DATASET ROWS ::
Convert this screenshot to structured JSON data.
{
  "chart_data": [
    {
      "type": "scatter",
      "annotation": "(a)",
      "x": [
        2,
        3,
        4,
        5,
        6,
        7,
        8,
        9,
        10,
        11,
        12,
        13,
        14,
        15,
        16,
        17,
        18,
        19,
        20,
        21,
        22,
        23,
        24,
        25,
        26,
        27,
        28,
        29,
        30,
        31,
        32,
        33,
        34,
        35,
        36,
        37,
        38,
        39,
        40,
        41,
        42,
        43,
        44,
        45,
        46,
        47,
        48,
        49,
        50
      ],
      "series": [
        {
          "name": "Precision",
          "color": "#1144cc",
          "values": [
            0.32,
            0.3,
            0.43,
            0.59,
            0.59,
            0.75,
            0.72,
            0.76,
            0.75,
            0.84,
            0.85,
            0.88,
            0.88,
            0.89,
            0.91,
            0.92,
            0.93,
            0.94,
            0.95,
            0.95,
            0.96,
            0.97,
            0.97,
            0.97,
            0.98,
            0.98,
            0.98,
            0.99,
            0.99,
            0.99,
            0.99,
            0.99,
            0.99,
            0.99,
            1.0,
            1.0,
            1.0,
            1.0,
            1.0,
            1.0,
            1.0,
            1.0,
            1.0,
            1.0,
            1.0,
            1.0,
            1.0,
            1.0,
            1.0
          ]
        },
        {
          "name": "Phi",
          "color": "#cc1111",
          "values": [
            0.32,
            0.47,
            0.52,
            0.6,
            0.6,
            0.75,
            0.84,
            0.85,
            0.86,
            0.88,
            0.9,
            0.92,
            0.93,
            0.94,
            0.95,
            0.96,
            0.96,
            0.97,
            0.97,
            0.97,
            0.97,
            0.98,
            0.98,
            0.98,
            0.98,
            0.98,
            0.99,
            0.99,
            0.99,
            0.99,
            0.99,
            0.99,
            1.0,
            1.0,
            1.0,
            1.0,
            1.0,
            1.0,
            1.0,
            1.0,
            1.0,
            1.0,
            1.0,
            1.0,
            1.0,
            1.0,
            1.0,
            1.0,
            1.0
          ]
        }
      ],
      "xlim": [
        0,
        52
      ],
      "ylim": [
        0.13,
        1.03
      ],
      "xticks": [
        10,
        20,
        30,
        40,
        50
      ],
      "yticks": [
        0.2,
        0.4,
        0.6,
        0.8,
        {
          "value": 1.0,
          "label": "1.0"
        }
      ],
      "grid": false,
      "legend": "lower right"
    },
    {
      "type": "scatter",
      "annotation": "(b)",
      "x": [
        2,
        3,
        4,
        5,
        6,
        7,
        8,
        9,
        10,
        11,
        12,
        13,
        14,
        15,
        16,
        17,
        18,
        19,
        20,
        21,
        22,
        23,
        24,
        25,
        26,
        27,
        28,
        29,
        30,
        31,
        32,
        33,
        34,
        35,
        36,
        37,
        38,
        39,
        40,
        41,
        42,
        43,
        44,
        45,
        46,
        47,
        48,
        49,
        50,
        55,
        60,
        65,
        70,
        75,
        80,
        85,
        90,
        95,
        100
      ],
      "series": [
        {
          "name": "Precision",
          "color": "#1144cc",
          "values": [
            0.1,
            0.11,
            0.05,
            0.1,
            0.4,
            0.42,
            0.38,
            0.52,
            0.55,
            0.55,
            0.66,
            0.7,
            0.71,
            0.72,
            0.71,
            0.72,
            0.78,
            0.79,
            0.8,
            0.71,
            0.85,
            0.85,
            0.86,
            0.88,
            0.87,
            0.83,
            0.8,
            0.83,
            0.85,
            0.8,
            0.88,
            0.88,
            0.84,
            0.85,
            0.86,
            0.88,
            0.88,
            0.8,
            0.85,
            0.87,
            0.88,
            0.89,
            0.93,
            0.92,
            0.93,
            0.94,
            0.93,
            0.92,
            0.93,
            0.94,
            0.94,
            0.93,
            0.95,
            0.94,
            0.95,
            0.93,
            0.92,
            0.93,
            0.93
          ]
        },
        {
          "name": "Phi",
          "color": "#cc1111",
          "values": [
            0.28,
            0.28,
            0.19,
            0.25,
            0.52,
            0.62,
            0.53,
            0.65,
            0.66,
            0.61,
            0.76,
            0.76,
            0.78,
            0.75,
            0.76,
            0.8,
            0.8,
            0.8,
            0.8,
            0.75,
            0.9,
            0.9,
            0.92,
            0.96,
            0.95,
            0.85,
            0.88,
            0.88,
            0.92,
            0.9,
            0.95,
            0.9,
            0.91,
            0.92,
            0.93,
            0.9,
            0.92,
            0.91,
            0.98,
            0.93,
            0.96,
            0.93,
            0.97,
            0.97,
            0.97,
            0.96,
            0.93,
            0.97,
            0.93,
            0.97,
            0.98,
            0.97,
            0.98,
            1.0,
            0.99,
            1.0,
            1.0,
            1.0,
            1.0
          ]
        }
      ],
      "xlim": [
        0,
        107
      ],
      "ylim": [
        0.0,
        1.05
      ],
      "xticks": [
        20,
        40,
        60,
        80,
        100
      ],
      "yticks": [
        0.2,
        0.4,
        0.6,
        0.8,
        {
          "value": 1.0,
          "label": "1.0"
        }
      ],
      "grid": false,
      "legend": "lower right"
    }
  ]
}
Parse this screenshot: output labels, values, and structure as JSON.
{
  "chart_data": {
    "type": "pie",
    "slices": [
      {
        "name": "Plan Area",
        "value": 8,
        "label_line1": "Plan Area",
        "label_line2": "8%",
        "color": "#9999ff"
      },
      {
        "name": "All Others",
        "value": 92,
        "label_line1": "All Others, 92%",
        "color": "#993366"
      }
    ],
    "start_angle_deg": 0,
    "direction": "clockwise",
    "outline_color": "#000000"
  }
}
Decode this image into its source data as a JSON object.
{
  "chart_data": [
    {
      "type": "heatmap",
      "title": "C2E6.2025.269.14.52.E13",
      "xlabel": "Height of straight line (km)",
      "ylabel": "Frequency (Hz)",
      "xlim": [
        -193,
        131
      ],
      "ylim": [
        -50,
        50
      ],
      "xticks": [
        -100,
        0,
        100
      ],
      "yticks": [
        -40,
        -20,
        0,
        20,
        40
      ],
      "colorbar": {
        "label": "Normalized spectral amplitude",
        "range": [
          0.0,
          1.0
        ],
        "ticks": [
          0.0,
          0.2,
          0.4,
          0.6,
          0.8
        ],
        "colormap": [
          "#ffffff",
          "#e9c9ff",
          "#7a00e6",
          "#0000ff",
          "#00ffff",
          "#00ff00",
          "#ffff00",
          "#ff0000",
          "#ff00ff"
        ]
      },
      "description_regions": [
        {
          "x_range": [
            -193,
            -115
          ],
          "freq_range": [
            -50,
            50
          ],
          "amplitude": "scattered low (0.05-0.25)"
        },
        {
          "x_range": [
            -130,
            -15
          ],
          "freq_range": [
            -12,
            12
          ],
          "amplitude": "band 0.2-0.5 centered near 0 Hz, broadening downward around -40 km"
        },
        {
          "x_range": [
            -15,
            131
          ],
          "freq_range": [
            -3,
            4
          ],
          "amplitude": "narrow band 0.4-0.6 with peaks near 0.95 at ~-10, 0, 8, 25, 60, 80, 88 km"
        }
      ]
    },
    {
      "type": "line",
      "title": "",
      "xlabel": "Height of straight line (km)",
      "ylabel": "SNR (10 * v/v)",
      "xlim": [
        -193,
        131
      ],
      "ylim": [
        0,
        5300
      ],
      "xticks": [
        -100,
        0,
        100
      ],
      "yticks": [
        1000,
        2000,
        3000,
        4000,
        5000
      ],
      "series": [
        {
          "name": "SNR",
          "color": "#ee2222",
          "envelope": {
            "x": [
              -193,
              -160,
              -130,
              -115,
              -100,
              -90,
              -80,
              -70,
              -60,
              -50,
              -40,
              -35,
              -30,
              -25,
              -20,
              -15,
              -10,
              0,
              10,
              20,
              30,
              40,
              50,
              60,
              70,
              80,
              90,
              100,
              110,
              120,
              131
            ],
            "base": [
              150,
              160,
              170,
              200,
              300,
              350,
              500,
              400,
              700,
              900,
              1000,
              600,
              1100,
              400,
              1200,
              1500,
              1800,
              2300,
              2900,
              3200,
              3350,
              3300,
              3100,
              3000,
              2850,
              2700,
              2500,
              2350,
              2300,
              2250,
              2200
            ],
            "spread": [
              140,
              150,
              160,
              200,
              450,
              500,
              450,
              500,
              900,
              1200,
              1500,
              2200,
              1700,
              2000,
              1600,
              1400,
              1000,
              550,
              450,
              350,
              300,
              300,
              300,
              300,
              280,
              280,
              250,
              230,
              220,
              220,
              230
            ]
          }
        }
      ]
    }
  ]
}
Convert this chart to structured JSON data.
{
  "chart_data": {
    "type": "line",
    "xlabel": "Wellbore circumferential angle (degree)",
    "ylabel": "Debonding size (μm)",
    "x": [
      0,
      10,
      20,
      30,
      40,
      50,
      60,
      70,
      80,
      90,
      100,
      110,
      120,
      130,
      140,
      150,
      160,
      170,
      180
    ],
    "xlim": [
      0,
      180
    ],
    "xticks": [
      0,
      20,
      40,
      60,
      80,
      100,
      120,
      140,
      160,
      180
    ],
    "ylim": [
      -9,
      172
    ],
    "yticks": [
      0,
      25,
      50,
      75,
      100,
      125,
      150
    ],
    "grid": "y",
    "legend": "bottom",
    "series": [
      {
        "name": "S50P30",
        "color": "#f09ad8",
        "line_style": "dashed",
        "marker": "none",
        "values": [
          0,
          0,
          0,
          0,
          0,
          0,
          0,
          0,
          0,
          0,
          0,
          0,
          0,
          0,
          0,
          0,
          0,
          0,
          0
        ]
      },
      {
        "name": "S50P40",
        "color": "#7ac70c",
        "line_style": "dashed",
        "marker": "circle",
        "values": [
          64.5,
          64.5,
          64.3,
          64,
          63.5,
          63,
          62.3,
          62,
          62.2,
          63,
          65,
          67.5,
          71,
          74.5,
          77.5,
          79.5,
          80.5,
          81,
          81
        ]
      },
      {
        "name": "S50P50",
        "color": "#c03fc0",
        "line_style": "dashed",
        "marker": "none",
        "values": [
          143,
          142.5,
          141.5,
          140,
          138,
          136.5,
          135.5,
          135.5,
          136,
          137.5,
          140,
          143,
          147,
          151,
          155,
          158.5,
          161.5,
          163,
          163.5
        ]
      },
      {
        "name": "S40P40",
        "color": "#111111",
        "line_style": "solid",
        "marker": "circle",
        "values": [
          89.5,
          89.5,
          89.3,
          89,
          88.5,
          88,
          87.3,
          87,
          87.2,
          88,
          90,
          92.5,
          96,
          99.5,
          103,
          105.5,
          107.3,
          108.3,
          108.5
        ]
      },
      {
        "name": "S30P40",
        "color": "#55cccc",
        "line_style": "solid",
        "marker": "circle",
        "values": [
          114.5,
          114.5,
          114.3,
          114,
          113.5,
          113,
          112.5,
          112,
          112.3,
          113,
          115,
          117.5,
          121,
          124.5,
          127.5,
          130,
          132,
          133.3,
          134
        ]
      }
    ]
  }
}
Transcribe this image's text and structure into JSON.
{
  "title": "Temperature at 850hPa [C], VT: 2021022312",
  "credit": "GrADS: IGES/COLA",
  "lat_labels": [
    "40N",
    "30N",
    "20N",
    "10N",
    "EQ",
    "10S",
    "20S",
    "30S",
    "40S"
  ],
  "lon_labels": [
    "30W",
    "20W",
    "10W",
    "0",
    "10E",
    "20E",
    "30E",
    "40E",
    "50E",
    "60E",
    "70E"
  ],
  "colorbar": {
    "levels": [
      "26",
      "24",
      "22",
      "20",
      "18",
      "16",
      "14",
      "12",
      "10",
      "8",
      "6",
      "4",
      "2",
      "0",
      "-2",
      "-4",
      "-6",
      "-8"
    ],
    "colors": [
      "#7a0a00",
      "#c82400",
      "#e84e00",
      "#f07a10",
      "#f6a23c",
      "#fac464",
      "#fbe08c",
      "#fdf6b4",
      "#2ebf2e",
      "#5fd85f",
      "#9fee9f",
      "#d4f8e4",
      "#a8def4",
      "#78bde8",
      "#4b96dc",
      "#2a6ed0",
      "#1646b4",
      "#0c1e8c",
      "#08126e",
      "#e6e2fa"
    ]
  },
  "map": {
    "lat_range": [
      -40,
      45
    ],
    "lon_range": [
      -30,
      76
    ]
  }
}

SHORT PROBLEM :: Across the preceding material, how many lines contain the word "image"? State the number alone.

EXPECTED ANSWER :: 2